## Excerpt provided
○ ○ ○ ○ ○ ○ ○
I've got a problem that I'm struggling to put into a form that I can analyze.
Suppose I have a quadratic form $f(x,y)=ax^2+2bxy+cy^2 = \mathbf{u}\mathbf{A}\mathbf{u}^T$ for $\mathbf{u} = \begin{bmatrix}x&y\end{bmatrix}$, $\mathbf{A} = \begin{bmatrix}a & b \cr b &c\end{bmatrix}$
Now I have two series of coordinate pairs $\mathbf{u}_k = \begin{bmatrix}x_k&y_k\end{bmatrix}$ and $\mathbf{v}_k = \begin{bmatrix}x_k&y_k\end{bmatrix}$, and I want to compare the sets $U=\{\mathbf{u}_k\}$ and $V=\{\mathbf{v}_k\}$ by evaluating the metrics
$$g(U) = \max\limits_{\lVert{A}\rVert \le 1} \sum\limits_k f(x_k,y_k)$$
and comparing $g(U)$ and $g(V)$.
○ ○ ○ ○ ○ ○ ○
Element and coordinate records:

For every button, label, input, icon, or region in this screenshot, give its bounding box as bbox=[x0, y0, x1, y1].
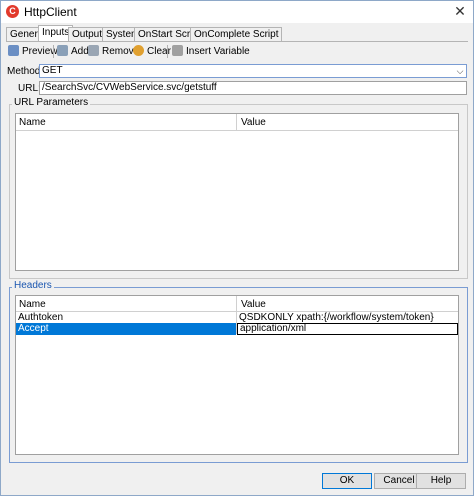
ok-button[interactable]: OK bbox=[322, 473, 372, 489]
clear-button[interactable]: Clear bbox=[133, 44, 171, 59]
url-parameters-title: URL Parameters bbox=[12, 97, 91, 108]
headers-name-header[interactable]: Name bbox=[16, 298, 46, 312]
insert-variable-icon bbox=[172, 45, 183, 56]
preview-button[interactable]: Preview bbox=[8, 44, 58, 59]
add-button[interactable]: Add bbox=[57, 44, 89, 59]
table-row-name-selected[interactable]: Accept bbox=[16, 323, 236, 335]
url-label: URL: bbox=[18, 83, 41, 94]
add-icon bbox=[57, 45, 68, 56]
add-label: Add bbox=[71, 46, 89, 57]
header-divider bbox=[16, 130, 458, 131]
table-row-value-editor[interactable]: application/xml bbox=[237, 323, 458, 335]
toolbar-separator bbox=[53, 45, 54, 58]
preview-icon bbox=[8, 45, 19, 56]
clear-icon bbox=[133, 45, 144, 56]
window-title: HttpClient bbox=[24, 5, 77, 19]
help-button[interactable]: Help bbox=[416, 473, 466, 489]
remove-icon bbox=[88, 45, 99, 56]
url-input[interactable]: /SearchSvc/CVWebService.svc/getstuff bbox=[39, 81, 467, 95]
app-logo-icon: C bbox=[6, 5, 19, 18]
headers-value-header[interactable]: Value bbox=[238, 298, 266, 312]
tab-oncomplete-script[interactable]: OnComplete Script bbox=[190, 27, 283, 41]
url-parameters-name-header[interactable]: Name bbox=[16, 116, 46, 130]
url-parameters-table[interactable] bbox=[15, 113, 459, 271]
method-select[interactable]: GET bbox=[39, 64, 467, 78]
method-value: GET bbox=[42, 65, 63, 76]
chevron-down-icon[interactable]: ⌵ bbox=[455, 66, 465, 76]
tab-divider bbox=[6, 41, 468, 42]
close-icon[interactable]: ✕ bbox=[452, 3, 468, 19]
column-divider[interactable] bbox=[236, 114, 237, 130]
toolbar-separator bbox=[167, 45, 168, 58]
method-label: Method: bbox=[7, 66, 44, 77]
remove-button[interactable]: Remove bbox=[88, 44, 139, 59]
headers-title: Headers bbox=[12, 280, 54, 291]
insert-variable-label: Insert Variable bbox=[186, 46, 250, 57]
url-parameters-value-header[interactable]: Value bbox=[238, 116, 266, 130]
insert-variable-button[interactable]: Insert Variable bbox=[172, 44, 250, 59]
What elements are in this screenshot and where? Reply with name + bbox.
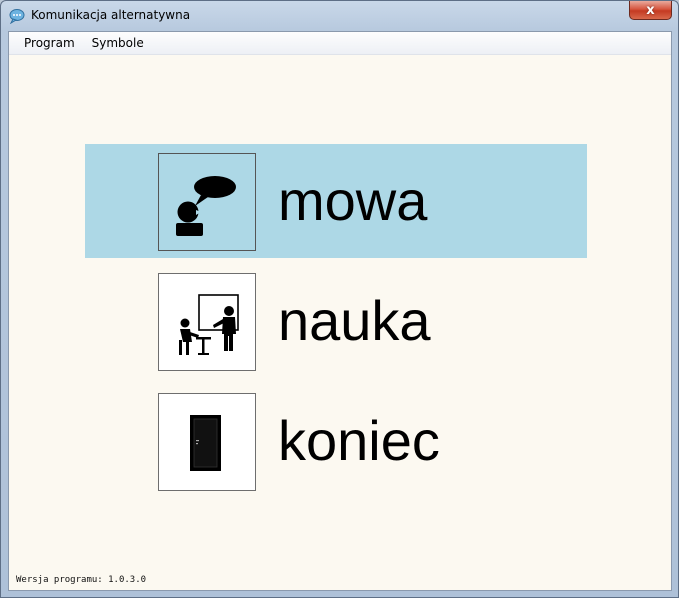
option-nauka-label: nauka (278, 289, 431, 352)
option-koniec[interactable]: koniec (85, 384, 587, 498)
menu-symbole[interactable]: Symbole (84, 33, 153, 53)
client-area: Program Symbole mowa nauka koniec Wersja… (8, 31, 672, 591)
close-button[interactable]: x (629, 1, 672, 20)
title-bar[interactable]: Komunikacja alternatywna x (1, 1, 678, 31)
option-koniec-picture (158, 393, 256, 491)
close-icon: x (646, 2, 655, 18)
menu-bar: Program Symbole (9, 32, 671, 55)
app-speech-bubble-icon (9, 9, 25, 24)
option-mowa-picture (158, 153, 256, 251)
option-mowa[interactable]: mowa (85, 144, 587, 258)
option-koniec-label: koniec (278, 409, 440, 472)
option-nauka-picture (158, 273, 256, 371)
classroom-teacher-icon (179, 294, 239, 355)
door-icon (190, 415, 221, 471)
app-window: Komunikacja alternatywna x Program Symbo… (0, 0, 679, 598)
option-mowa-label: mowa (278, 169, 428, 232)
speaking-person-icon (176, 176, 236, 236)
menu-program[interactable]: Program (16, 33, 84, 53)
version-text: Wersja programu: 1.0.3.0 (16, 575, 147, 585)
option-nauka[interactable]: nauka (85, 264, 587, 378)
window-title: Komunikacja alternatywna (31, 8, 191, 22)
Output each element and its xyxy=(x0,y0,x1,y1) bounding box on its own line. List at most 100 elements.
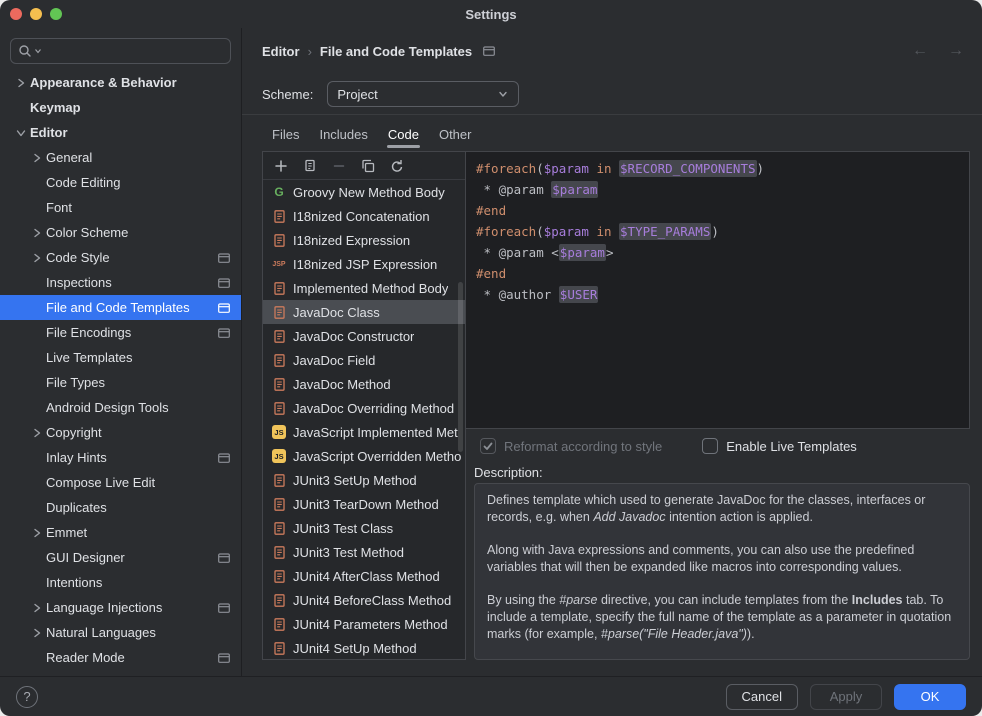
chevron-spacer xyxy=(28,320,46,345)
sidebar-item-label: Compose Live Edit xyxy=(46,475,155,490)
remove-template-button[interactable] xyxy=(331,158,347,174)
chevron-right-icon[interactable] xyxy=(28,420,46,445)
template-item-javadoc-method[interactable]: JavaDoc Method xyxy=(263,372,465,396)
sidebar-item-font[interactable]: Font xyxy=(0,195,241,220)
template-item-i18nized-jsp-expression[interactable]: JSPI18nized JSP Expression xyxy=(263,252,465,276)
template-item-junit3-teardown-method[interactable]: JUnit3 TearDown Method xyxy=(263,492,465,516)
template-item-junit3-setup-method[interactable]: JUnit3 SetUp Method xyxy=(263,468,465,492)
sidebar-item-inlay-hints[interactable]: Inlay Hints xyxy=(0,445,241,470)
template-item-junit3-test-method[interactable]: JUnit3 Test Method xyxy=(263,540,465,564)
sidebar-item-gui-designer[interactable]: GUI Designer xyxy=(0,545,241,570)
template-item-javascript-implemented-met[interactable]: JSJavaScript Implemented Met xyxy=(263,420,465,444)
code-line: * @param $param xyxy=(476,179,959,200)
sidebar-item-editor[interactable]: Editor xyxy=(0,120,241,145)
template-item-javadoc-class[interactable]: JavaDoc Class xyxy=(263,300,465,324)
sidebar-item-inspections[interactable]: Inspections xyxy=(0,270,241,295)
sidebar-item-copyright[interactable]: Copyright xyxy=(0,420,241,445)
template-item-i18nized-expression[interactable]: I18nized Expression xyxy=(263,228,465,252)
sidebar-item-android-design-tools[interactable]: Android Design Tools xyxy=(0,395,241,420)
sidebar-item-file-and-code-templates[interactable]: File and Code Templates xyxy=(0,295,241,320)
template-item-junit4-afterclass-method[interactable]: JUnit4 AfterClass Method xyxy=(263,564,465,588)
template-item-javadoc-overriding-method[interactable]: JavaDoc Overriding Method xyxy=(263,396,465,420)
sidebar-item-code-editing[interactable]: Code Editing xyxy=(0,170,241,195)
sidebar-item-compose-live-edit[interactable]: Compose Live Edit xyxy=(0,470,241,495)
template-item-javadoc-constructor[interactable]: JavaDoc Constructor xyxy=(263,324,465,348)
sidebar-item-color-scheme[interactable]: Color Scheme xyxy=(0,220,241,245)
sidebar-item-code-style[interactable]: Code Style xyxy=(0,245,241,270)
chevron-spacer xyxy=(28,370,46,395)
chevron-down-icon[interactable] xyxy=(12,120,30,145)
template-item-junit4-beforeclass-method[interactable]: JUnit4 BeforeClass Method xyxy=(263,588,465,612)
window-title: Settings xyxy=(465,7,516,22)
add-template-button[interactable] xyxy=(273,158,289,174)
template-item-implemented-method-body[interactable]: Implemented Method Body xyxy=(263,276,465,300)
sidebar-item-appearance-behavior[interactable]: Appearance & Behavior xyxy=(0,70,241,95)
template-item-javascript-overridden-metho[interactable]: JSJavaScript Overridden Metho xyxy=(263,444,465,468)
tab-files[interactable]: Files xyxy=(262,117,309,151)
chevron-right-icon[interactable] xyxy=(28,620,46,645)
template-item-i18nized-concatenation[interactable]: I18nized Concatenation xyxy=(263,204,465,228)
copy-template-button[interactable] xyxy=(302,158,318,174)
chevron-right-icon[interactable] xyxy=(28,520,46,545)
template-item-junit3-test-class[interactable]: JUnit3 Test Class xyxy=(263,516,465,540)
description-paragraph: Along with Java expressions and comments… xyxy=(487,542,957,576)
cancel-button[interactable]: Cancel xyxy=(726,684,798,710)
chevron-right-icon[interactable] xyxy=(28,145,46,170)
tab-other[interactable]: Other xyxy=(429,117,482,151)
checkbox-checked-icon xyxy=(480,438,496,454)
breadcrumb-item-file-and-code-templates[interactable]: File and Code Templates xyxy=(320,44,472,59)
chevron-right-icon[interactable] xyxy=(28,595,46,620)
template-icon xyxy=(271,209,287,224)
help-button[interactable]: ? xyxy=(16,686,38,708)
tab-code[interactable]: Code xyxy=(378,117,429,151)
sidebar-item-reader-mode[interactable]: Reader Mode xyxy=(0,645,241,670)
reformat-according-to-style-checkbox[interactable]: Reformat according to style xyxy=(480,438,662,454)
sidebar-item-live-templates[interactable]: Live Templates xyxy=(0,345,241,370)
sidebar-item-intentions[interactable]: Intentions xyxy=(0,570,241,595)
sidebar-item-duplicates[interactable]: Duplicates xyxy=(0,495,241,520)
close-button[interactable] xyxy=(10,8,22,20)
sidebar-item-label: Font xyxy=(46,200,72,215)
template-item-groovy-new-method-body[interactable]: GGroovy New Method Body xyxy=(263,180,465,204)
template-tabs: FilesIncludesCodeOther xyxy=(262,115,970,151)
chevron-right-icon[interactable] xyxy=(28,220,46,245)
sidebar-item-label: File Types xyxy=(46,375,105,390)
settings-scope-icon xyxy=(217,451,231,465)
ok-button[interactable]: OK xyxy=(894,684,966,710)
sidebar-item-label: General xyxy=(46,150,92,165)
sidebar-item-general[interactable]: General xyxy=(0,145,241,170)
back-button[interactable]: ← xyxy=(912,43,928,59)
apply-button[interactable]: Apply xyxy=(810,684,882,710)
chevron-right-icon[interactable] xyxy=(12,70,30,95)
sidebar-item-file-encodings[interactable]: File Encodings xyxy=(0,320,241,345)
js-icon: JS xyxy=(271,449,287,463)
sidebar-item-emmet[interactable]: Emmet xyxy=(0,520,241,545)
forward-button[interactable]: → xyxy=(948,43,964,59)
template-item-junit4-parameters-method[interactable]: JUnit4 Parameters Method xyxy=(263,612,465,636)
sidebar-item-label: Code Style xyxy=(46,250,110,265)
header-row: Editor›File and Code Templates ← → xyxy=(262,28,970,74)
sidebar-item-label: Keymap xyxy=(30,100,81,115)
breadcrumb: Editor›File and Code Templates xyxy=(262,44,496,59)
template-item-label: JavaDoc Overriding Method xyxy=(293,401,454,416)
template-item-label: JavaDoc Method xyxy=(293,377,391,392)
breadcrumb-item-editor[interactable]: Editor xyxy=(262,44,300,59)
sidebar-item-natural-languages[interactable]: Natural Languages xyxy=(0,620,241,645)
sidebar-item-language-injections[interactable]: Language Injections xyxy=(0,595,241,620)
duplicate-template-button[interactable] xyxy=(360,158,376,174)
enable-live-templates-checkbox[interactable]: Enable Live Templates xyxy=(702,438,857,454)
settings-search-input[interactable] xyxy=(10,38,231,64)
template-item-label: JUnit4 SetUp Method xyxy=(293,641,417,656)
tab-includes[interactable]: Includes xyxy=(309,117,377,151)
minimize-button[interactable] xyxy=(30,8,42,20)
templates-scrollbar[interactable] xyxy=(458,282,463,452)
chevron-right-icon[interactable] xyxy=(28,245,46,270)
revert-template-button[interactable] xyxy=(389,158,405,174)
scheme-select[interactable]: Project xyxy=(327,81,519,107)
maximize-button[interactable] xyxy=(50,8,62,20)
sidebar-item-file-types[interactable]: File Types xyxy=(0,370,241,395)
template-editor[interactable]: #foreach($param in $RECORD_COMPONENTS) *… xyxy=(466,151,970,429)
sidebar-item-keymap[interactable]: Keymap xyxy=(0,95,241,120)
template-item-junit4-setup-method[interactable]: JUnit4 SetUp Method xyxy=(263,636,465,659)
template-item-javadoc-field[interactable]: JavaDoc Field xyxy=(263,348,465,372)
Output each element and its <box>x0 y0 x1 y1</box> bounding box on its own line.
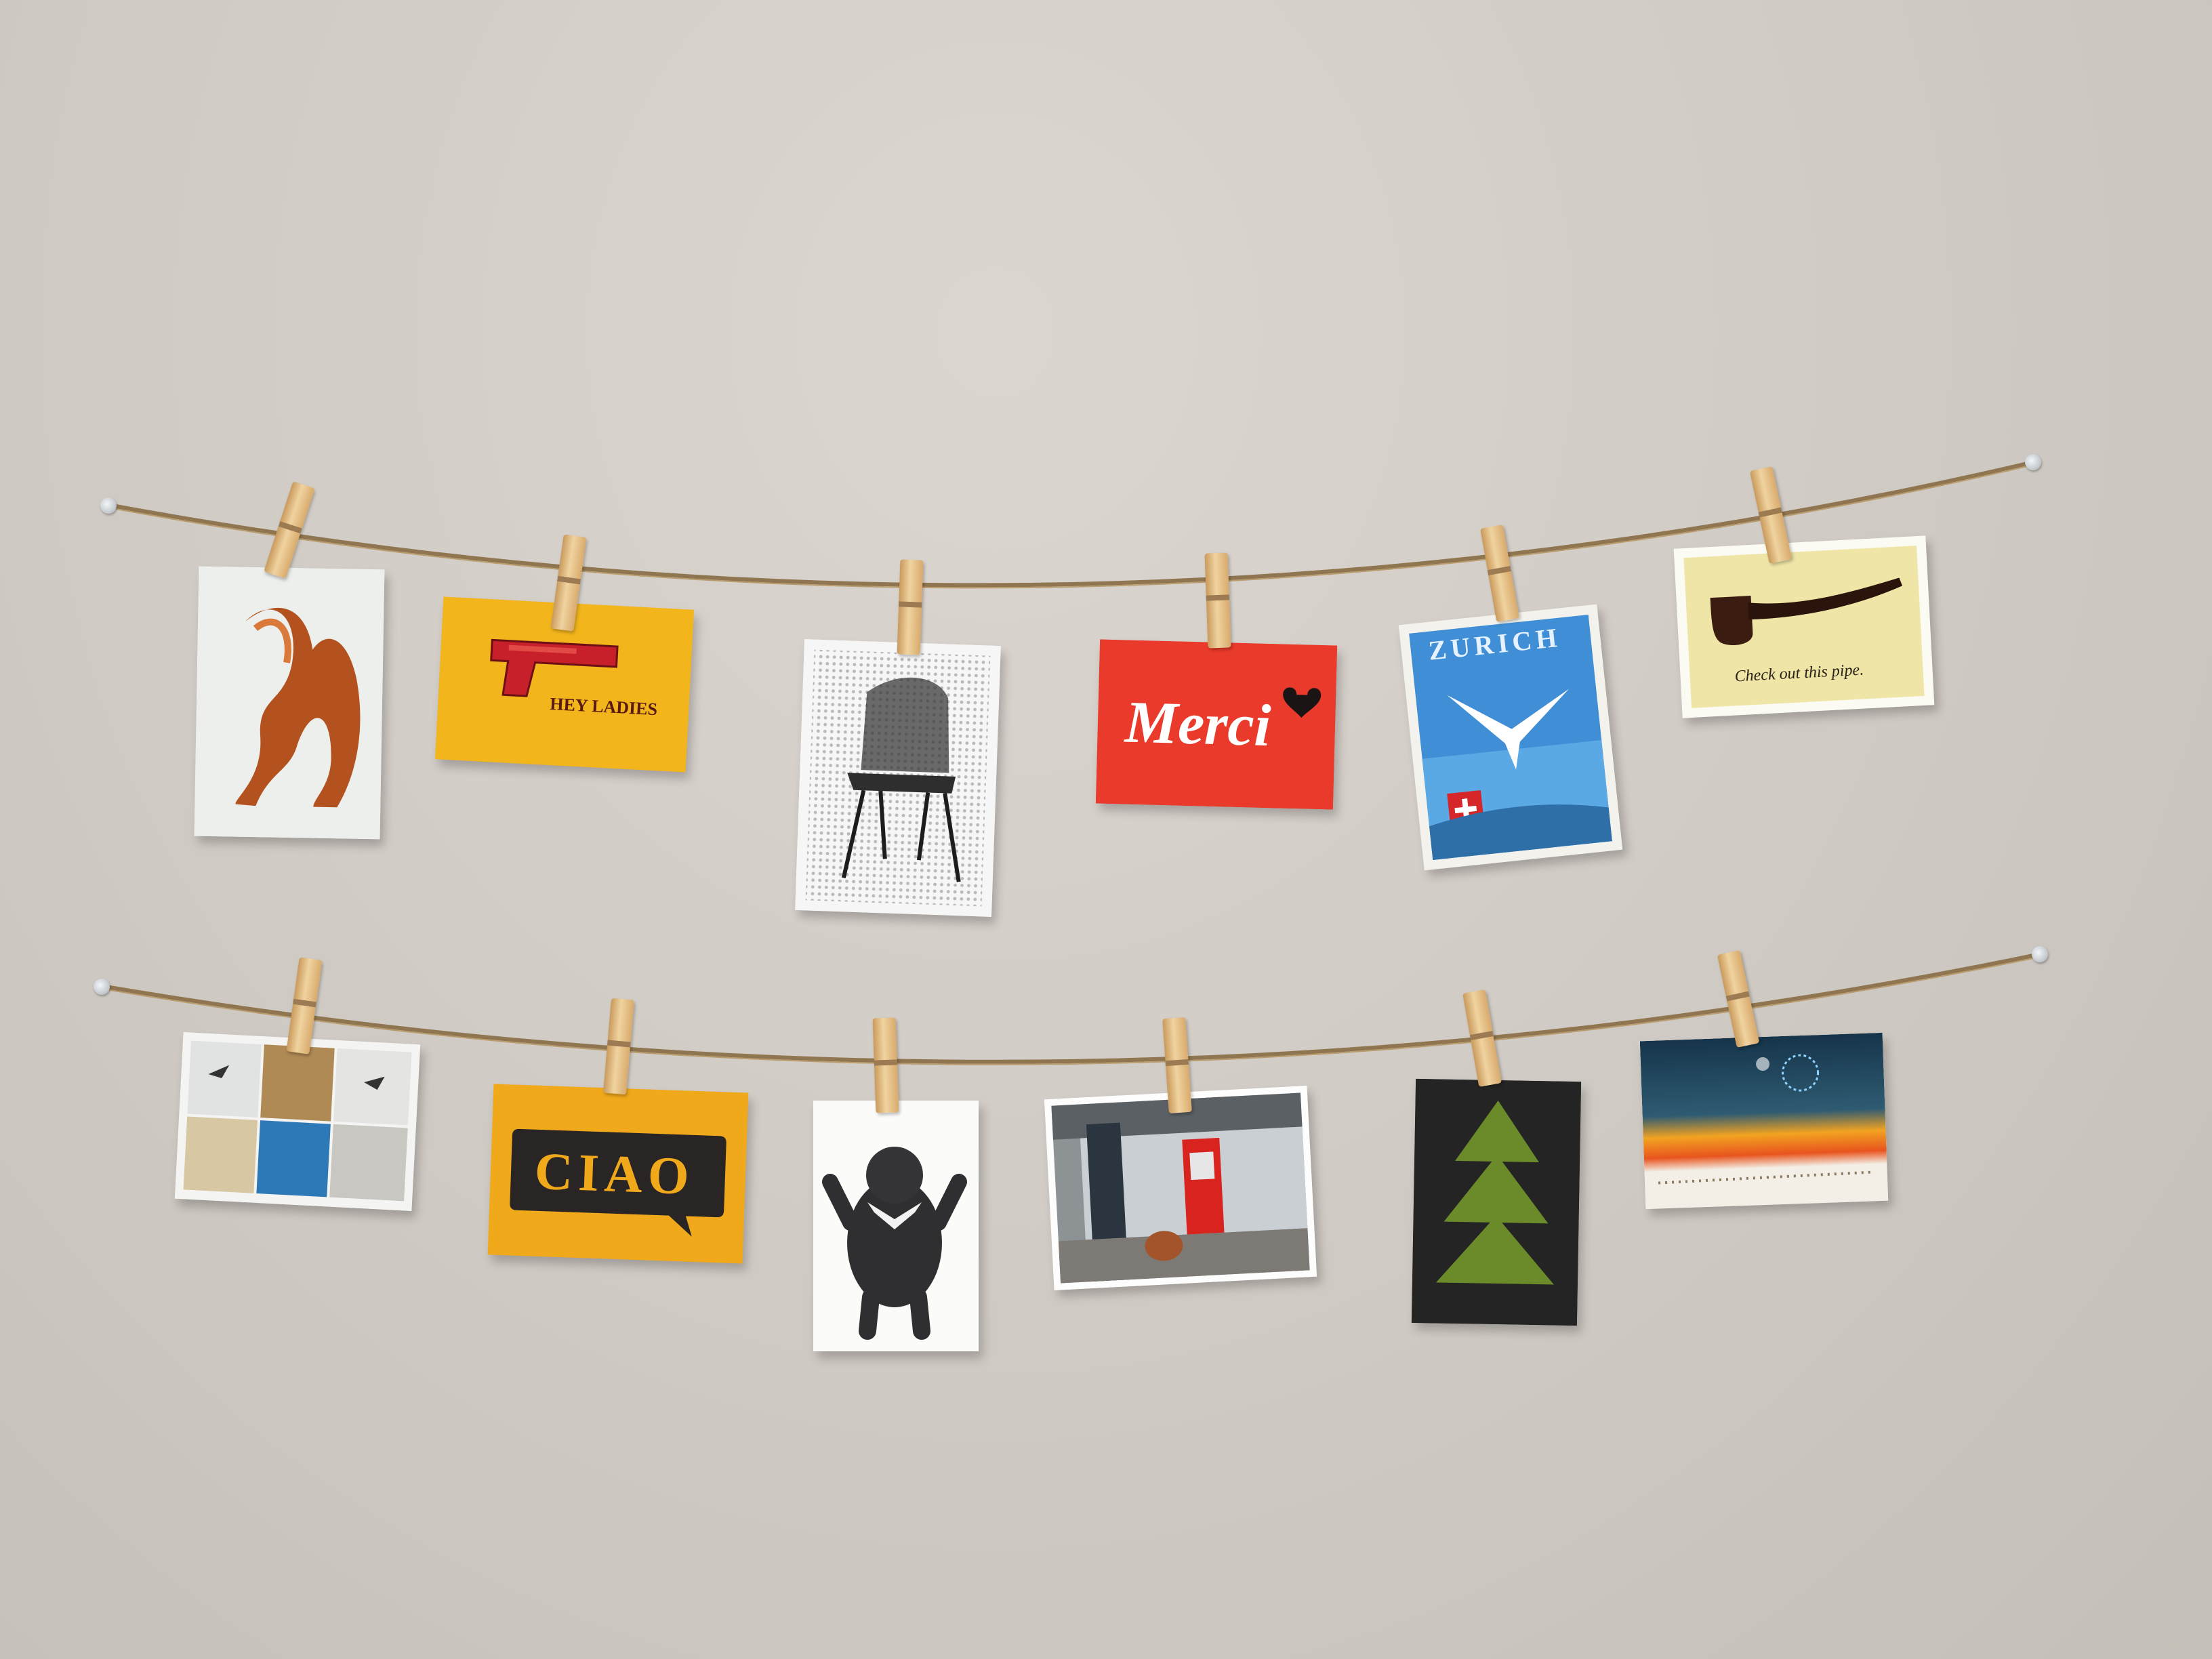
postcard-bear <box>813 1101 979 1351</box>
nail-lower-right <box>2032 946 2048 962</box>
postcard-subway-chicken <box>1044 1086 1317 1290</box>
postcard-green-tree <box>1411 1078 1582 1326</box>
clothespin-9 <box>872 1017 899 1113</box>
postcard-merci: Merci <box>1095 639 1338 810</box>
clothespin-4 <box>1204 552 1231 649</box>
postcard-ciao: CIAO <box>487 1084 749 1264</box>
postcard-zurich-poster: ZURICH <box>1398 604 1623 871</box>
postcard-pipe: Check out this pipe. <box>1673 535 1935 718</box>
postcard-fireworks <box>1639 1032 1889 1210</box>
postcard-swallows-grid <box>174 1032 421 1211</box>
nail-upper-left <box>100 497 117 514</box>
postcard-plywood-sculpture <box>194 566 385 840</box>
postcard-wire-chair <box>795 639 1001 917</box>
nail-lower-left <box>94 979 110 995</box>
ciao-text: CIAO <box>534 1141 696 1206</box>
clothespin-3 <box>897 559 924 655</box>
merci-text: Merci <box>1123 689 1272 759</box>
nail-upper-right <box>2025 454 2041 470</box>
○ ○ ○ ○ ○ ○ ○
## To be done
1: In the quadratic-form post, what bound is placed on A in the maximization that defines g(U)?
2: Pick up the quadratic-form post right after its last sentence and carry it forward.

## Written responses
1: The norm of A must be at most 1.

2:
Is there an easy way to compute $g(U)$ from knowing the individual $(x_k,y_k)$ pairs? I can compute the following quantities easily:
$$\begin{align}
S_{xx} &= \sum x^2 \cr
S_{xy} &= \sum xy \cr
S_{yy} &= \sum y^2
\end{align}$$
I just am not sure how to use those to compute the maximum over the constraint $\lVert{A}\rVert \le 1$. (I have a very poor knowledge of matrix norm identities.)
(Important fact: I'm using Frobenius norms.)
Given the Frobenius norm definition, this means that I'm looking for the maximum value of $aS_{xx} + 2bS_{xy} + cS_{yy}$ subject to the constraint $a^2 + 2b^2 + c^2 \le 1$.
Not sure where to go from here, though it seems like I'm really close.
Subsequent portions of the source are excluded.